▸ Work to do: Go through the material below and copy all lines with "IDEF".

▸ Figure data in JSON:
--------------------------------
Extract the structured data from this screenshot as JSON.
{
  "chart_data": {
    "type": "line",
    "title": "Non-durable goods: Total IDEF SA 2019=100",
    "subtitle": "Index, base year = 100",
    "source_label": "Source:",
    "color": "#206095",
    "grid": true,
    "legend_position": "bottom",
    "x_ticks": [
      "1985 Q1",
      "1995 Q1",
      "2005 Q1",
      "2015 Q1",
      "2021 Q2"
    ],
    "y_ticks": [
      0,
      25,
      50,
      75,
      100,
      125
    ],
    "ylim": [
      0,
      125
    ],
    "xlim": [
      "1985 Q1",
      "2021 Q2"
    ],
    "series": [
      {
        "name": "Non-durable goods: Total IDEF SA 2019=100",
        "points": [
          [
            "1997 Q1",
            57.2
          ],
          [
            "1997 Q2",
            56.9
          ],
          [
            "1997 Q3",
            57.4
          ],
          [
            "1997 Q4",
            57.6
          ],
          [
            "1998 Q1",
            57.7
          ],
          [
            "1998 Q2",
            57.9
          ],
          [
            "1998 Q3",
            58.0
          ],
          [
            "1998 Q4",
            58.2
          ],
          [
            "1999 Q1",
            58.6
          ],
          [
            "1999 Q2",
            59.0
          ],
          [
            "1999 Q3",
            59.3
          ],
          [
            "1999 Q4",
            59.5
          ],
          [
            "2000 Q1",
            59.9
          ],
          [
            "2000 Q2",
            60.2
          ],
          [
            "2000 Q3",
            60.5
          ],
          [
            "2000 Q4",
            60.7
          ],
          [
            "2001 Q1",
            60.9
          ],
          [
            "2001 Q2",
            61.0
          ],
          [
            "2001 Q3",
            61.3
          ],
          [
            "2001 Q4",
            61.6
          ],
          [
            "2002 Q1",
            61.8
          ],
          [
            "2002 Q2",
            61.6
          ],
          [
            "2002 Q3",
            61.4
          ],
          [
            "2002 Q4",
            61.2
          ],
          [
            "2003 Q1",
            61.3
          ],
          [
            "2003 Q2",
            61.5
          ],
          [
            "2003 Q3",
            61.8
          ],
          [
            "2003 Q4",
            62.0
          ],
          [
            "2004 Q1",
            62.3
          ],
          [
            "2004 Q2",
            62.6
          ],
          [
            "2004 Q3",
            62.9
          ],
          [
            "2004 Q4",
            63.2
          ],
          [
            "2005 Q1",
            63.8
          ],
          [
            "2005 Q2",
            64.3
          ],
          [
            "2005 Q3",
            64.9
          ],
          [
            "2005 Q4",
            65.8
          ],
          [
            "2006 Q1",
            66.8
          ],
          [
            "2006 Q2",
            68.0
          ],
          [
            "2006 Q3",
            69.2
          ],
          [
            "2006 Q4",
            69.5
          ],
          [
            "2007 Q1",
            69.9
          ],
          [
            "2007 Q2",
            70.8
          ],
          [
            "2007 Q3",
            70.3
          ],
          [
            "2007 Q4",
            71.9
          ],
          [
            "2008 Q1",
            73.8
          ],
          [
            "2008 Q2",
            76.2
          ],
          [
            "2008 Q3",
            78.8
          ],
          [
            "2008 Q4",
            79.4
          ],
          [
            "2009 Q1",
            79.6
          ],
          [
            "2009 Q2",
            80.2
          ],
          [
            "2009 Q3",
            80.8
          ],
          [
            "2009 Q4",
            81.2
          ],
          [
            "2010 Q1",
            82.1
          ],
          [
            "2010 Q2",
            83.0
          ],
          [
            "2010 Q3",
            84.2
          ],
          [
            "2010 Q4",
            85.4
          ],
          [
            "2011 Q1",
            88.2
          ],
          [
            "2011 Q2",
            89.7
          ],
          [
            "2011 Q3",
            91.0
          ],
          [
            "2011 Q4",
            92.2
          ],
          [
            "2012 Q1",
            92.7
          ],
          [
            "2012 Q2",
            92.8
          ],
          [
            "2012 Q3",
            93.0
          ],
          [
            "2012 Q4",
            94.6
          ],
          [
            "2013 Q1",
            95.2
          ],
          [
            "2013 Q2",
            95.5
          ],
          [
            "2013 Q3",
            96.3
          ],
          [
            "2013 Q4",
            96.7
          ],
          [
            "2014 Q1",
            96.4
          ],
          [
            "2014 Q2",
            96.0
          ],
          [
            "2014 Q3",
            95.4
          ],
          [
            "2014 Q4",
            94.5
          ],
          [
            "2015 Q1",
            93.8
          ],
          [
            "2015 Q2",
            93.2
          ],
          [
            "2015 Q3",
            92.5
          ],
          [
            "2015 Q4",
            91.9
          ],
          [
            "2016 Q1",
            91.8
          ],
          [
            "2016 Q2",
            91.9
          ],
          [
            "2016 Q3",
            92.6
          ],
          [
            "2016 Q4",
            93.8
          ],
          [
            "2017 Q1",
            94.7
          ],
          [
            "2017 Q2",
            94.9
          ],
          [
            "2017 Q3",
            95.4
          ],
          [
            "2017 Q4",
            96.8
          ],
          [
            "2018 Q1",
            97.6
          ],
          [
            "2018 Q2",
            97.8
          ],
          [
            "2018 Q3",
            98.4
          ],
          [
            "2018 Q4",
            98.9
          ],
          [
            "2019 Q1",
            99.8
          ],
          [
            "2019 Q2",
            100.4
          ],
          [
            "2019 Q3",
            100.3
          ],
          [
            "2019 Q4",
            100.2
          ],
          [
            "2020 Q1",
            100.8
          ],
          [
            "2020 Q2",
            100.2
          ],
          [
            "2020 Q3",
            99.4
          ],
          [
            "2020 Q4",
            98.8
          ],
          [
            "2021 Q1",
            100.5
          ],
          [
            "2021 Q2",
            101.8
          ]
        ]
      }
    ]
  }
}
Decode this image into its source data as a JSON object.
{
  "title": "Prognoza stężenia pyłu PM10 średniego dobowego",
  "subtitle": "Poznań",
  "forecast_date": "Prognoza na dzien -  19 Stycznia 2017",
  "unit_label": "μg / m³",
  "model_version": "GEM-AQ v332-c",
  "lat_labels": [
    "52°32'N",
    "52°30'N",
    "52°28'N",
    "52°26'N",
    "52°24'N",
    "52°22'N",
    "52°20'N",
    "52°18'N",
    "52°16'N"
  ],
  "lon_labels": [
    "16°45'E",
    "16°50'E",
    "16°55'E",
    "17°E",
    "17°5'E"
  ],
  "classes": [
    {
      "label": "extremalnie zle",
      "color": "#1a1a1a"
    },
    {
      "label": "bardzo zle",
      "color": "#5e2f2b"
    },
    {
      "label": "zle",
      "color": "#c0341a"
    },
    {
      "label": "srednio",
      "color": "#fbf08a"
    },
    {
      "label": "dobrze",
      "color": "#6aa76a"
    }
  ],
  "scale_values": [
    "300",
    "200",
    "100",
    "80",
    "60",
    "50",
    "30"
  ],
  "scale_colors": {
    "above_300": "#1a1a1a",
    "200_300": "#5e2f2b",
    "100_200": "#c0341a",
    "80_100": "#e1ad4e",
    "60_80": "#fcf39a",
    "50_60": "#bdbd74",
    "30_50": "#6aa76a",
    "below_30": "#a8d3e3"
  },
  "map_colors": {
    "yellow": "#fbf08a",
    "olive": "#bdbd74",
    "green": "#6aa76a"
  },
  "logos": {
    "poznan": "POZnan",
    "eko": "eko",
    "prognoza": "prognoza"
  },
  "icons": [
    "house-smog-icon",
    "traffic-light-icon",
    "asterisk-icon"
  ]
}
--------------------------------
▸ Response:
    "title": "Non-durable goods: Total IDEF SA 2019=100",
        "name": "Non-durable goods: Total IDEF SA 2019=100",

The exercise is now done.